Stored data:
----------
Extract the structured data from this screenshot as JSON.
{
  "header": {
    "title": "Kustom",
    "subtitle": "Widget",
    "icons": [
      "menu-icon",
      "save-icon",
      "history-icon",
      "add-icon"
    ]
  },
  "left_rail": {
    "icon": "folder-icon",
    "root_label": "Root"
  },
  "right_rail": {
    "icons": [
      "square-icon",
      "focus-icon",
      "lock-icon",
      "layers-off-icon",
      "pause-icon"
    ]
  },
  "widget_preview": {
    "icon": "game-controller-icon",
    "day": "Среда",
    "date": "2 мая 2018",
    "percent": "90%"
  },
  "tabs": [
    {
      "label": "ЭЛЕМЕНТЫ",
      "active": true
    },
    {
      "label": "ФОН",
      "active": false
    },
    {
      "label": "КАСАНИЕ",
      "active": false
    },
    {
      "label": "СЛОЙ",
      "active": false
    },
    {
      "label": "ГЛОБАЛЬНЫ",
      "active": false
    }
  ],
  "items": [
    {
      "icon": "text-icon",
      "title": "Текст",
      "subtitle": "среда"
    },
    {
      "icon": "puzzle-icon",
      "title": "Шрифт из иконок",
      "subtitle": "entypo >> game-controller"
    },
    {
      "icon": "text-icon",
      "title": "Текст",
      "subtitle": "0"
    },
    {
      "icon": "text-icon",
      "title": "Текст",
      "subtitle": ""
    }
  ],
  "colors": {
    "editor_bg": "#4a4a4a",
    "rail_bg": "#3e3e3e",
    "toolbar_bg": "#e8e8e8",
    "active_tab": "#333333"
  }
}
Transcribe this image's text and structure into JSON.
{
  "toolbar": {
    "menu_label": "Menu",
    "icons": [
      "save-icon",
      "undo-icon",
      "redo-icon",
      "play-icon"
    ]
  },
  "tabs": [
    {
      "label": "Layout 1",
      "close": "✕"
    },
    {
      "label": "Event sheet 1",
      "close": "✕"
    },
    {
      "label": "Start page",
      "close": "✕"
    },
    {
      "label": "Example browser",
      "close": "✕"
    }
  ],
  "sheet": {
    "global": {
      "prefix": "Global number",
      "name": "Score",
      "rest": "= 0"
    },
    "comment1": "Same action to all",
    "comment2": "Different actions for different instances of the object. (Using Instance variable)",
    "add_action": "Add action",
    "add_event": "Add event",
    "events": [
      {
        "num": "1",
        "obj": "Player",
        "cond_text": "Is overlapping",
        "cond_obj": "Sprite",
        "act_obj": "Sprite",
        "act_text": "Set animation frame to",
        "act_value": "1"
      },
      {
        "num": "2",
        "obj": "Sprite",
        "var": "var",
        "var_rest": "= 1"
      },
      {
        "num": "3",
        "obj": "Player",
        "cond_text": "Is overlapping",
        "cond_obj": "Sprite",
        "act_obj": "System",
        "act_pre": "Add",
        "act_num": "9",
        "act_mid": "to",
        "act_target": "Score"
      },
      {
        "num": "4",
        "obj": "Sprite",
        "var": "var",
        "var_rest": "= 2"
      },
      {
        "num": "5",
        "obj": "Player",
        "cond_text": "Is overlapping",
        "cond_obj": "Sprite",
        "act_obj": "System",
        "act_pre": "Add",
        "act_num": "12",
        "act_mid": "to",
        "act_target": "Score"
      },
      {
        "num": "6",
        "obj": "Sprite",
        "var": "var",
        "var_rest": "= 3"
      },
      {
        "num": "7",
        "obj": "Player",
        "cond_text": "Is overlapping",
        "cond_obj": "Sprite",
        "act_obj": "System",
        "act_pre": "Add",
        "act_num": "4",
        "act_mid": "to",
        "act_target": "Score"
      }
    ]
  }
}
----------
_Short problem_
Copy the material above verbatim.

_Answer for the task_
Extract the structured data from this screenshot as JSON.
{
  "header": {
    "title": "Kustom",
    "subtitle": "Widget",
    "icons": [
      "menu-icon",
      "save-icon",
      "history-icon",
      "add-icon"
    ]
  },
  "left_rail": {
    "icon": "folder-icon",
    "root_label": "Root"
  },
  "right_rail": {
    "icons": [
      "square-icon",
      "focus-icon",
      "lock-icon",
      "layers-off-icon",
      "pause-icon"
    ]
  },
  "widget_preview": {
    "icon": "game-controller-icon",
    "day": "Среда",
    "date": "2 мая 2018",
    "percent": "90%"
  },
  "tabs": [
    {
      "label": "ЭЛЕМЕНТЫ",
      "active": true
    },
    {
      "label": "ФОН",
      "active": false
    },
    {
      "label": "КАСАНИЕ",
      "active": false
    },
    {
      "label": "СЛОЙ",
      "active": false
    },
    {
      "label": "ГЛОБАЛЬНЫ",
      "active": false
    }
  ],
  "items": [
    {
      "icon": "text-icon",
      "title": "Текст",
      "subtitle": "среда"
    },
    {
      "icon": "puzzle-icon",
      "title": "Шрифт из иконок",
      "subtitle": "entypo >> game-controller"
    },
    {
      "icon": "text-icon",
      "title": "Текст",
      "subtitle": "0"
    },
    {
      "icon": "text-icon",
      "title": "Текст",
      "subtitle": ""
    }
  ],
  "colors": {
    "editor_bg": "#4a4a4a",
    "rail_bg": "#3e3e3e",
    "toolbar_bg": "#e8e8e8",
    "active_tab": "#333333"
  }
}
Transcribe this image's text and structure into JSON.
{
  "toolbar": {
    "menu_label": "Menu",
    "icons": [
      "save-icon",
      "undo-icon",
      "redo-icon",
      "play-icon"
    ]
  },
  "tabs": [
    {
      "label": "Layout 1",
      "close": "✕"
    },
    {
      "label": "Event sheet 1",
      "close": "✕"
    },
    {
      "label": "Start page",
      "close": "✕"
    },
    {
      "label": "Example browser",
      "close": "✕"
    }
  ],
  "sheet": {
    "global": {
      "prefix": "Global number",
      "name": "Score",
      "rest": "= 0"
    },
    "comment1": "Same action to all",
    "comment2": "Different actions for different instances of the object. (Using Instance variable)",
    "add_action": "Add action",
    "add_event": "Add event",
    "events": [
      {
        "num": "1",
        "obj": "Player",
        "cond_text": "Is overlapping",
        "cond_obj": "Sprite",
        "act_obj": "Sprite",
        "act_text": "Set animation frame to",
        "act_value": "1"
      },
      {
        "num": "2",
        "obj": "Sprite",
        "var": "var",
        "var_rest": "= 1"
      },
      {
        "num": "3",
        "obj": "Player",
        "cond_text": "Is overlapping",
        "cond_obj": "Sprite",
        "act_obj": "System",
        "act_pre": "Add",
        "act_num": "9",
        "act_mid": "to",
        "act_target": "Score"
      },
      {
        "num": "4",
        "obj": "Sprite",
        "var": "var",
        "var_rest": "= 2"
      },
      {
        "num": "5",
        "obj": "Player",
        "cond_text": "Is overlapping",
        "cond_obj": "Sprite",
        "act_obj": "System",
        "act_pre": "Add",
        "act_num": "12",
        "act_mid": "to",
        "act_target": "Score"
      },
      {
        "num": "6",
        "obj": "Sprite",
        "var": "var",
        "var_rest": "= 3"
      },
      {
        "num": "7",
        "obj": "Player",
        "cond_text": "Is overlapping",
        "cond_obj": "Sprite",
        "act_obj": "System",
        "act_pre": "Add",
        "act_num": "4",
        "act_mid": "to",
        "act_target": "Score"
      }
    ]
  }
}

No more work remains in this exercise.